*Challenge*: Your task is to repeat the entries exactly. Leave the pictures out.

*Records for the exercise*:

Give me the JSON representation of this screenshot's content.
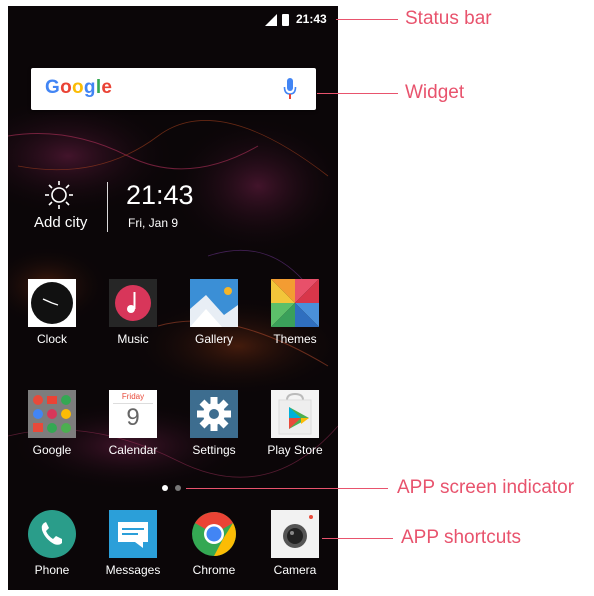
{
  "status_bar": {
    "time": "21:43"
  },
  "search_widget": {
    "logo": "Google",
    "mic_icon": "mic-icon"
  },
  "weather": {
    "icon": "sun-icon",
    "city_label": "Add city"
  },
  "clock": {
    "time": "21:43",
    "date": "Fri, Jan 9"
  },
  "apps_row1": [
    {
      "label": "Clock",
      "icon": "clock-icon"
    },
    {
      "label": "Music",
      "icon": "music-icon"
    },
    {
      "label": "Gallery",
      "icon": "gallery-icon"
    },
    {
      "label": "Themes",
      "icon": "themes-icon"
    }
  ],
  "apps_row2": [
    {
      "label": "Google",
      "icon": "google-folder-icon"
    },
    {
      "label": "Calendar",
      "icon": "calendar-icon",
      "day": "Friday",
      "date": "9"
    },
    {
      "label": "Settings",
      "icon": "settings-icon"
    },
    {
      "label": "Play Store",
      "icon": "play-store-icon"
    }
  ],
  "page_indicator": {
    "pages": 2,
    "active": 0
  },
  "dock": [
    {
      "label": "Phone",
      "icon": "phone-icon"
    },
    {
      "label": "Messages",
      "icon": "messages-icon"
    },
    {
      "label": "Chrome",
      "icon": "chrome-icon"
    },
    {
      "label": "Camera",
      "icon": "camera-icon"
    }
  ],
  "callouts": {
    "status_bar": "Status bar",
    "widget": "Widget",
    "screen_indicator": "APP screen indicator",
    "shortcuts": "APP shortcuts"
  },
  "colors": {
    "callout": "#e8536d",
    "wallpaper": "#0b0608"
  }
}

*Answer to this exercise*:
Give me the JSON representation of this screenshot's content.
{
  "status_bar": {
    "time": "21:43"
  },
  "search_widget": {
    "logo": "Google",
    "mic_icon": "mic-icon"
  },
  "weather": {
    "icon": "sun-icon",
    "city_label": "Add city"
  },
  "clock": {
    "time": "21:43",
    "date": "Fri, Jan 9"
  },
  "apps_row1": [
    {
      "label": "Clock",
      "icon": "clock-icon"
    },
    {
      "label": "Music",
      "icon": "music-icon"
    },
    {
      "label": "Gallery",
      "icon": "gallery-icon"
    },
    {
      "label": "Themes",
      "icon": "themes-icon"
    }
  ],
  "apps_row2": [
    {
      "label": "Google",
      "icon": "google-folder-icon"
    },
    {
      "label": "Calendar",
      "icon": "calendar-icon",
      "day": "Friday",
      "date": "9"
    },
    {
      "label": "Settings",
      "icon": "settings-icon"
    },
    {
      "label": "Play Store",
      "icon": "play-store-icon"
    }
  ],
  "page_indicator": {
    "pages": 2,
    "active": 0
  },
  "dock": [
    {
      "label": "Phone",
      "icon": "phone-icon"
    },
    {
      "label": "Messages",
      "icon": "messages-icon"
    },
    {
      "label": "Chrome",
      "icon": "chrome-icon"
    },
    {
      "label": "Camera",
      "icon": "camera-icon"
    }
  ],
  "callouts": {
    "status_bar": "Status bar",
    "widget": "Widget",
    "screen_indicator": "APP screen indicator",
    "shortcuts": "APP shortcuts"
  },
  "colors": {
    "callout": "#e8536d",
    "wallpaper": "#0b0608"
  }
}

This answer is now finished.